SOURCE DOCUMENT:
+++
Homemade tomato sauce is one of the most useful things you can learn to cook, because it is the base for pasta, pizza, braises, soups, and dozens of weeknight dinners, and it takes only a handful of ingredients to make it taste far better than any jar. At its simplest, a great tomato sauce is good tomatoes, fat, an aromatic or two, salt, and time on low heat. You can build it from peak-season fresh tomatoes in late summer or from a can of quality whole tomatoes any month of the year, and both routes give a bright, savory, deeply tomatoey sauce once you understand the technique. This guide shows you both methods, the ratios that work, how to pick the right tomatoes, the famous three-ingredient butter-and-onion approach, how to fix common problems like a sauce that is too acidic or too thin, and how to store and scale it.
By the end you will have a reliable master recipe you can riff on forever, plus the troubleshooting know-how to rescue a batch that is not quite right. The goal is not one rigid recipe but the understanding that lets you make tomato sauce taste exactly the way you want it.
Fresh vs Canned Tomatoes: Which to Use
The single biggest factor in your sauce is the tomatoes, and the honest answer is that good canned tomatoes beat mediocre fresh ones almost every time. Here is how to choose.
+++
GIVEN PROBLEM A: Rename "bbox" to "bounding box" in the data entries, starting at the first line and ending at the line that contains "118, 1227, 160]". Give only those lines back, with nothing else changed.

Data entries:
+++
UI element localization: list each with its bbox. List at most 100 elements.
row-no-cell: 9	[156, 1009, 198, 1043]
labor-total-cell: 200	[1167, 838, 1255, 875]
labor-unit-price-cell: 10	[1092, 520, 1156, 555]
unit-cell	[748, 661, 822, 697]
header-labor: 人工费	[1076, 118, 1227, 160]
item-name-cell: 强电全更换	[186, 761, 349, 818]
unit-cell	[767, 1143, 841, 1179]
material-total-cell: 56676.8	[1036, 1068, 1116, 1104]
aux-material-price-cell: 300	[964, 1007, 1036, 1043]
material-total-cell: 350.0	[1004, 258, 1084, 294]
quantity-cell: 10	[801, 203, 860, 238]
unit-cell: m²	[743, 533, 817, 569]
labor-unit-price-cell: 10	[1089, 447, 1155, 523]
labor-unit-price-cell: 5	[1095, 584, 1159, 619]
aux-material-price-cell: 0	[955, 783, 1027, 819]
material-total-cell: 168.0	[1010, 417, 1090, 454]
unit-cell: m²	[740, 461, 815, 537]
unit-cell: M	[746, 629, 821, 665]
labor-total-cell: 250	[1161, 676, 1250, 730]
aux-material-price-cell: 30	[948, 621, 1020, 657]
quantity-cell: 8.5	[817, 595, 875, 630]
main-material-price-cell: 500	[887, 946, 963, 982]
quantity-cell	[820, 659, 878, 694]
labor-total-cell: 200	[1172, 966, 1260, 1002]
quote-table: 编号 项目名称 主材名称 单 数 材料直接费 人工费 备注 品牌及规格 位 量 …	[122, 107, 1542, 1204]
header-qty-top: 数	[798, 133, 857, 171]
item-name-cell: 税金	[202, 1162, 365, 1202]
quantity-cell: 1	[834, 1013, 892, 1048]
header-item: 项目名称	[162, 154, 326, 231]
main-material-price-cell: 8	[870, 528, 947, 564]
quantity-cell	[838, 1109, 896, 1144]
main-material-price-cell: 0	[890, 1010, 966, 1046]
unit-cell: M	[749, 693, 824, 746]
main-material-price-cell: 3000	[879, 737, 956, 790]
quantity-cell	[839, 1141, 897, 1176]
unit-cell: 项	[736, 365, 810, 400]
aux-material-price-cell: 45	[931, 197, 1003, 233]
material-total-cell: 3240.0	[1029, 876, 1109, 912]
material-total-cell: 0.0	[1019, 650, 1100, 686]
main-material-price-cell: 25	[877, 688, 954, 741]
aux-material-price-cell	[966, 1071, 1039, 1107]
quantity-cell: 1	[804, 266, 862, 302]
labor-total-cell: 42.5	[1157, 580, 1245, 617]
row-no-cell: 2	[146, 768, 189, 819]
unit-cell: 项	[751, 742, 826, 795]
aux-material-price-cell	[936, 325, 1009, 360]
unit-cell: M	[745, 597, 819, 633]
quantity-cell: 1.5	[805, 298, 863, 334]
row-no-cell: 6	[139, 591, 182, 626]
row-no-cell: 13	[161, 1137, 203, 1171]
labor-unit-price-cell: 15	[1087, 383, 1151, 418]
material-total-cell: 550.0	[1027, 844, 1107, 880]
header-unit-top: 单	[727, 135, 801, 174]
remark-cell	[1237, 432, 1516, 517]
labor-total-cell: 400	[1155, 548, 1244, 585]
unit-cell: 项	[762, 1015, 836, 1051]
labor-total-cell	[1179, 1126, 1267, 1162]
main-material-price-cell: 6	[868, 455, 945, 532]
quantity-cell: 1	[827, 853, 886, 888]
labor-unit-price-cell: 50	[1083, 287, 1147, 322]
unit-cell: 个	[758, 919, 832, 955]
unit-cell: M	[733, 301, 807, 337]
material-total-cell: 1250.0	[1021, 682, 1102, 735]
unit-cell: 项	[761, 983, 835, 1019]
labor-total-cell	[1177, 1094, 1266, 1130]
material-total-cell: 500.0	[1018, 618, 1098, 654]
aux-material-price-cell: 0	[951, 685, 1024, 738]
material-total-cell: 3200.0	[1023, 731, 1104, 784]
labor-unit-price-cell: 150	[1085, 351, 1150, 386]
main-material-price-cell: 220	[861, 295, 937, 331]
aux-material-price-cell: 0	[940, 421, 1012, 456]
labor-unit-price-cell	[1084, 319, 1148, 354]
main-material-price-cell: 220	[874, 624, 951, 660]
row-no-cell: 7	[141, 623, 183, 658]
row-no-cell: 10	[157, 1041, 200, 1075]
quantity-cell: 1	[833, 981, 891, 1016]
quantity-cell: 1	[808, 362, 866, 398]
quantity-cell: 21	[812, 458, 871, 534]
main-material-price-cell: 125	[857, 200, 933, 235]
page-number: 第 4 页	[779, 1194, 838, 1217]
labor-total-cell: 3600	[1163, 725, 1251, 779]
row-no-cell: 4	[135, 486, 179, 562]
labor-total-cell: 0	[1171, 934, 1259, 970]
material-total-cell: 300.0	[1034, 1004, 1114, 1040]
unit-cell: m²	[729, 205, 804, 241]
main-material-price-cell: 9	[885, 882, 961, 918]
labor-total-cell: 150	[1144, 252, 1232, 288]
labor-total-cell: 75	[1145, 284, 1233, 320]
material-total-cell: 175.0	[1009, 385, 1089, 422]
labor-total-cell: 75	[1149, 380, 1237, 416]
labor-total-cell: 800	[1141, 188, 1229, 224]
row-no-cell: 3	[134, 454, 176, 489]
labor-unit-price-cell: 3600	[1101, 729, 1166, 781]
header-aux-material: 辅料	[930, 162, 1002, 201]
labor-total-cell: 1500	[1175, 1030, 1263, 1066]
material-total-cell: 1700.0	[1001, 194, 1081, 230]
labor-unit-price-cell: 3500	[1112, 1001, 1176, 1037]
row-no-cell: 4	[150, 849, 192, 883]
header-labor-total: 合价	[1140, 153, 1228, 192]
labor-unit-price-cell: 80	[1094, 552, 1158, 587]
+++
GIVEN PROBLEM B: Return the full tomato sauce guide word for word.

EXPECTED OUTPUT A:
UI element localization: list each with its bounding box. List at most 100 elements.
row-no-cell: 9	[156, 1009, 198, 1043]
labor-total-cell: 200	[1167, 838, 1255, 875]
labor-unit-price-cell: 10	[1092, 520, 1156, 555]
unit-cell	[748, 661, 822, 697]
header-labor: 人工费	[1076, 118, 1227, 160]

EXPECTED OUTPUT B:
Homemade tomato sauce is one of the most useful things you can learn to cook, because it is the base for pasta, pizza, braises, soups, and dozens of weeknight dinners, and it takes only a handful of ingredients to make it taste far better than any jar. At its simplest, a great tomato sauce is good tomatoes, fat, an aromatic or two, salt, and time on low heat. You can build it from peak-season fresh tomatoes in late summer or from a can of quality whole tomatoes any month of the year, and both routes give a bright, savory, deeply tomatoey sauce once you understand the technique. This guide shows you both methods, the ratios that work, how to pick the right tomatoes, the famous three-ingredient butter-and-onion approach, how to fix common problems like a sauce that is too acidic or too thin, and how to store and scale it.
By the end you will have a reliable master recipe you can riff on forever, plus the troubleshooting know-how to rescue a batch that is not quite right. The goal is not one rigid recipe but the understanding that lets you make tomato sauce taste exactly the way you want it.
Fresh vs Canned Tomatoes: Which to Use
The single biggest factor in your sauce is the tomatoes, and the honest answer is that good canned tomatoes beat mediocre fresh ones almost every time. Here is how to choose.